Requirements
1. List every ministry that the passage on the VNBA's proposals names in full.
2. Repeat word for word the stretch of the passage on the VNBA's proposals from "Nguyen Quoc Hung, VNBA’s" through "social housing projects.".

Selected passage

★ ★ ★

Nguyen Quoc Hung, VNBA’s general secretary, said firms are facing many difficulties as most of their reserve resources are no longer available while capital and real estate markets are still in gloomy times.
Although the Government and the Prime Minister have proposed solutions to remove difficulties for firms and people, the capital absorption capacity of the economy is still low.
In addition, Hung also proposed the Government direct ministries and sectors to promote public investment and remove difficulties in legal procedures for unfinished projects and social housing projects.
It is also necessary to implement the Law on Supporting Small and Medium Enterprises and improve the role of guarantee funds for small- and medium-sized enterprises. Currently, there are 24 guarantee funds for small- and medium-sized enterprises in 24 provinces and cities, but their operations are not efficient and need to be improved.
The Government should also review and evaluate the effectiveness of the Small- and Medium-sized Enterprise Support Fund under the Ministry of Planning and Investment and supplement its capital in order to support firms that have not yet met the conditions for loans at credit institutions.
Hung also suggested that the Government should reduce VAT for commercial banks to ease them in sharply reducing lending interest rates to support firms.
At the same time, the Government should allow State-owned commercial banks to increase their charter capital from profits in the coming years through the form of paying dividends in shares from profits left after setting up required funds for the 2022-23 period.
As for relevant ministries and branches, the VNBA’s representative suggested that the Ministry of Public Security closely co-ordinate with the State Bank of Viet Nam, the Ministry of Information and Communications, and other ministries and sectors to strengthen and have solutions to thoroughly handle current cybercrime to ensure security and safety in payment activities.
In particular, it is recommended that the Ministry of Public Security, the Procuracy, and the court study and consider returning exhibits in criminal cases to banks for timely sale and auction in order to limit losses during a seizure.

★ ★ ★

Available data
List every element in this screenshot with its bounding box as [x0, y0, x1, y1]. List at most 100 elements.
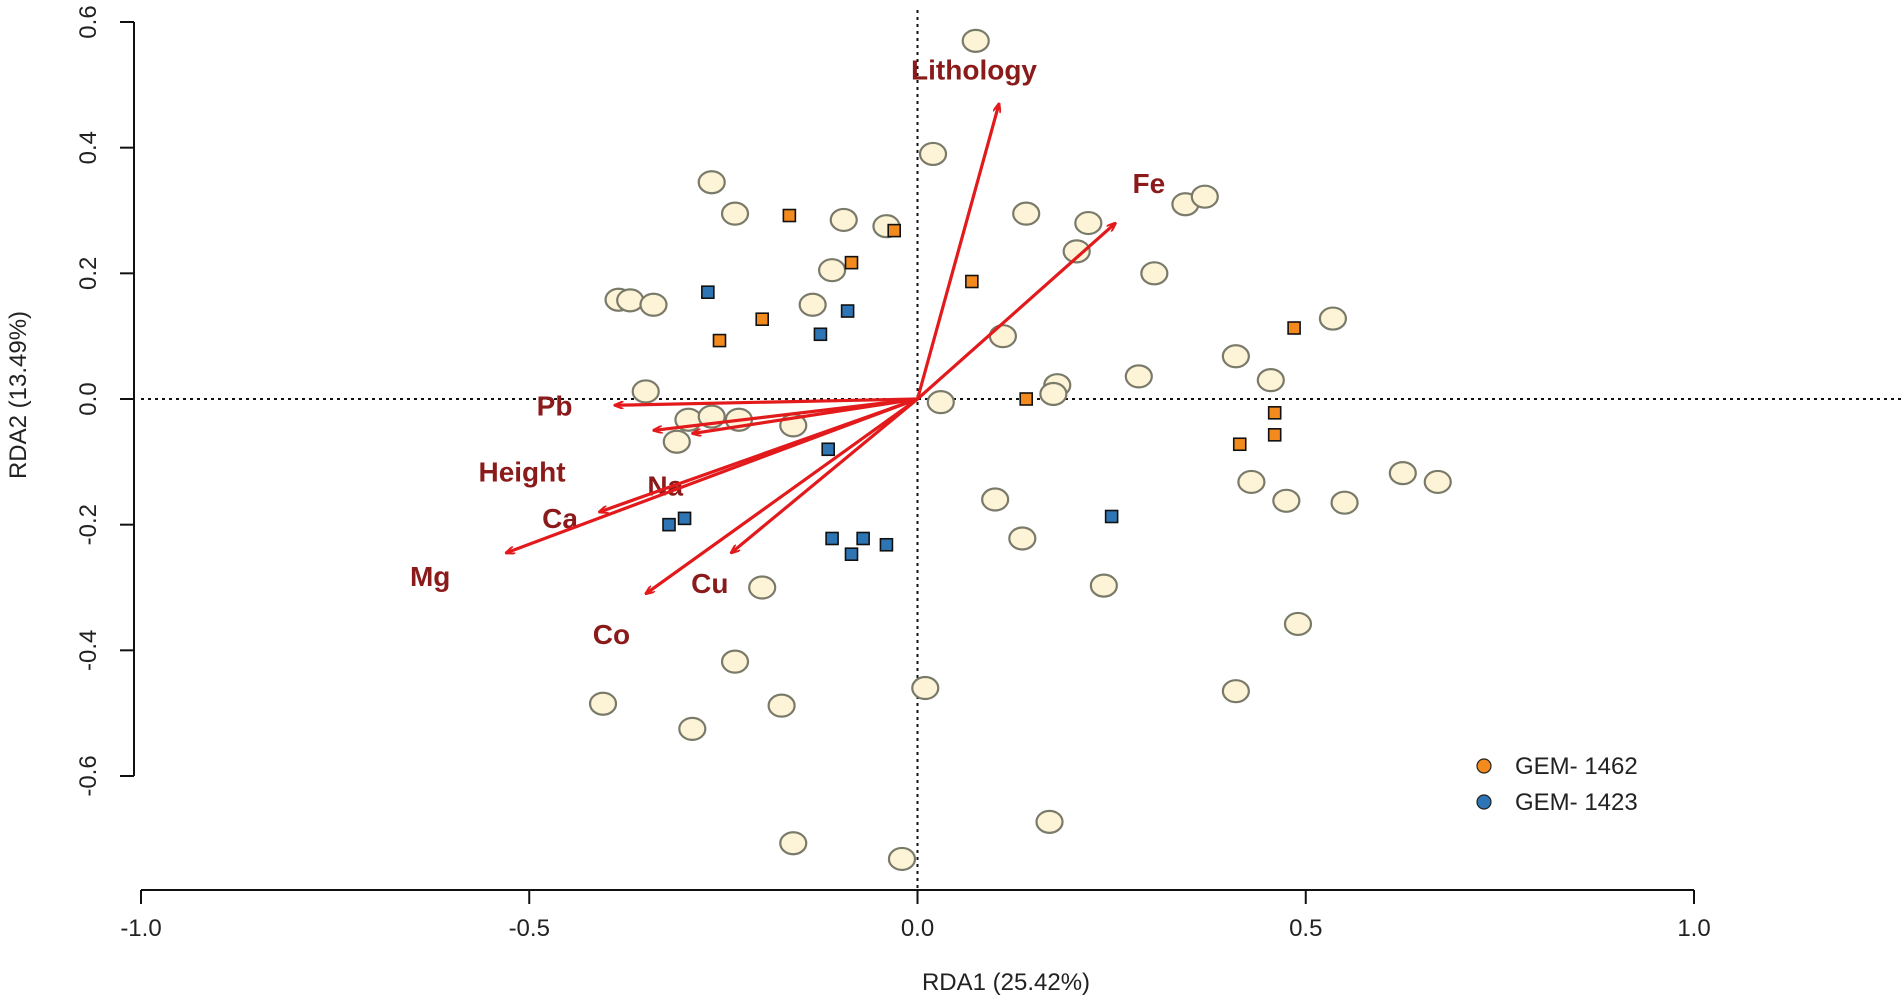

★ ★ ★

Answers in order
1.
- Ministry of Planning and Investment
- Ministry of Public Security
- Ministry of Information and Communications

2.
Nguyen Quoc Hung, VNBA’s general secretary, said firms are facing many difficulties as most of their reserve resources are no longer available while capital and real estate markets are still in gloomy times.
Although the Government and the Prime Minister have proposed solutions to remove difficulties for firms and people, the capital absorption capacity of the economy is still low.
In addition, Hung also proposed the Government direct ministries and sectors to promote public investment and remove difficulties in legal procedures for unfinished projects and social housing projects.